■ **DATA PROVIDED**:
···

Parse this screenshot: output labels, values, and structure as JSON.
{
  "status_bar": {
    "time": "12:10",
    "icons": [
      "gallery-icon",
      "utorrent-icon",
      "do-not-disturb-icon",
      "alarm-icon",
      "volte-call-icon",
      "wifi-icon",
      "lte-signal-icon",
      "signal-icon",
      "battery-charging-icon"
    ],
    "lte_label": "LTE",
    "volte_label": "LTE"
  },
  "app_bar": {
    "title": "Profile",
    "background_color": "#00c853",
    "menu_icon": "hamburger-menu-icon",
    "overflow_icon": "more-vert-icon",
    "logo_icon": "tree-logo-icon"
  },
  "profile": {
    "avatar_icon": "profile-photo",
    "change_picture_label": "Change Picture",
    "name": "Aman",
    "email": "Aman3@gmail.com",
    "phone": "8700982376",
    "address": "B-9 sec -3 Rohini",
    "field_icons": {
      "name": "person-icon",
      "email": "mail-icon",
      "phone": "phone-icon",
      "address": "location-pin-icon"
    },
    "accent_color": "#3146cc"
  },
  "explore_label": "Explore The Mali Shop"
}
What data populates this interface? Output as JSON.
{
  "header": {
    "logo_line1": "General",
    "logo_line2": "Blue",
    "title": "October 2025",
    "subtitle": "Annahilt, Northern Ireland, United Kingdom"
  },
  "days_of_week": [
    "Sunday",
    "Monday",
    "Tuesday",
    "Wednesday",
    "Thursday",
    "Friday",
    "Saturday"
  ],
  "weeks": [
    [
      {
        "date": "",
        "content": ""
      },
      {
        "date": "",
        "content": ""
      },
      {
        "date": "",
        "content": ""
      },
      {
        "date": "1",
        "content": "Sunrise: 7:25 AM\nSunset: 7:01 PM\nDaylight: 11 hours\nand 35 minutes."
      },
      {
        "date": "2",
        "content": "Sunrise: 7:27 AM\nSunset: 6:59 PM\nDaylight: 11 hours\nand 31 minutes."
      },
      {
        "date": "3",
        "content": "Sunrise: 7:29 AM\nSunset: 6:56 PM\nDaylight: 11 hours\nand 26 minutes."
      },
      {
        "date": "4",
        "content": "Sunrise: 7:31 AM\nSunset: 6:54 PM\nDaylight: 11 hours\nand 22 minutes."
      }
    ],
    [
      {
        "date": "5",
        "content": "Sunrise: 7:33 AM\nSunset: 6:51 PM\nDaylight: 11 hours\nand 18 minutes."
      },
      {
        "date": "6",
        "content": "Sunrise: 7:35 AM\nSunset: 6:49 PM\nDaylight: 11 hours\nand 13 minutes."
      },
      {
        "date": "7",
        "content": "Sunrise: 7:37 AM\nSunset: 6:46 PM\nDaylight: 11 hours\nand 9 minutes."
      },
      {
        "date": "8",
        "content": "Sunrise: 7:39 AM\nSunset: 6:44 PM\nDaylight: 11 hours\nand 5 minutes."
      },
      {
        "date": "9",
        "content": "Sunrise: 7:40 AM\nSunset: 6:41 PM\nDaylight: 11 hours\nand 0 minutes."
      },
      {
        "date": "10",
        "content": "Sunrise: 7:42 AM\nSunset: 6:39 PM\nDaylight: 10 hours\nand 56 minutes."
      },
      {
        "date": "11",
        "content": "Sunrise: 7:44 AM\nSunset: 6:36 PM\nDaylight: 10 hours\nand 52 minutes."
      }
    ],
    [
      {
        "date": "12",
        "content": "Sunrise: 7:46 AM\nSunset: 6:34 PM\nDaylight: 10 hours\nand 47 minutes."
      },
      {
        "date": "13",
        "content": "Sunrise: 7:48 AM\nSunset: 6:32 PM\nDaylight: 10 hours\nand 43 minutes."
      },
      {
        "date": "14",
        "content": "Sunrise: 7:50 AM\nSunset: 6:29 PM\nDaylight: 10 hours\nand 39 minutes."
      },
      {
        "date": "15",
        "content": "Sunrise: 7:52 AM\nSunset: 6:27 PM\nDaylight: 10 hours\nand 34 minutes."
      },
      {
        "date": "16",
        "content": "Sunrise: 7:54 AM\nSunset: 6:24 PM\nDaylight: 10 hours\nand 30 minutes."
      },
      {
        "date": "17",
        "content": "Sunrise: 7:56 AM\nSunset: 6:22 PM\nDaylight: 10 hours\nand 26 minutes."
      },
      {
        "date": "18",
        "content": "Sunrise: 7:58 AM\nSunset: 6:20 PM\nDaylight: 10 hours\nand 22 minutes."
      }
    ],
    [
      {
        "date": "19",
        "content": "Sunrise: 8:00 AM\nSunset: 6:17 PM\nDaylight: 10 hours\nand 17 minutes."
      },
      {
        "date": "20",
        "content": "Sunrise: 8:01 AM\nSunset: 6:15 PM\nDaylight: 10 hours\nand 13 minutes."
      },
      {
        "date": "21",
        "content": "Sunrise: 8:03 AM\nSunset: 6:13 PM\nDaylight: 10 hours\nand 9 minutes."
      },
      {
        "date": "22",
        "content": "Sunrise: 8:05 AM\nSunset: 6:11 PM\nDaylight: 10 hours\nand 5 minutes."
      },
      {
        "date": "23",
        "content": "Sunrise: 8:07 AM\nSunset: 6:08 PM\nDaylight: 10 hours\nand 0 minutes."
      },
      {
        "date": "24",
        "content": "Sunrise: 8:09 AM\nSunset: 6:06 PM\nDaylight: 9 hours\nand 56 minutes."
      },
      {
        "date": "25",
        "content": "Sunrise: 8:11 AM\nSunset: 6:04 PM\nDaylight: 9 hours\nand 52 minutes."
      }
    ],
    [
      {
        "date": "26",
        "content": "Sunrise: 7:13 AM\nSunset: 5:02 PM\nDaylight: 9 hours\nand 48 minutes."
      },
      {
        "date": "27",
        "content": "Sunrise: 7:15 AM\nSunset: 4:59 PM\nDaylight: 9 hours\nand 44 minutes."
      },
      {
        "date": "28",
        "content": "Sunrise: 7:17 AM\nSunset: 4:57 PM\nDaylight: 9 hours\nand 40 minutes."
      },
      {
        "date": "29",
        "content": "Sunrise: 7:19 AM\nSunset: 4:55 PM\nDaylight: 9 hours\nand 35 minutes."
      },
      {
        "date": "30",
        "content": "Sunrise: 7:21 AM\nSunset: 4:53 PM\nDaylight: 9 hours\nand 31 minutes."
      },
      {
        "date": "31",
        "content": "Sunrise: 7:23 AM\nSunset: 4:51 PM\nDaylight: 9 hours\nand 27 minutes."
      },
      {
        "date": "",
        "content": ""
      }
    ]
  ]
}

···

■ **TASK STATEMENT**:
Go through the records. Copy each line where "address" appears.

■ **THE ANSWER**:
    "address": "B-9 sec -3 Rohini",
      "address": "location-pin-icon"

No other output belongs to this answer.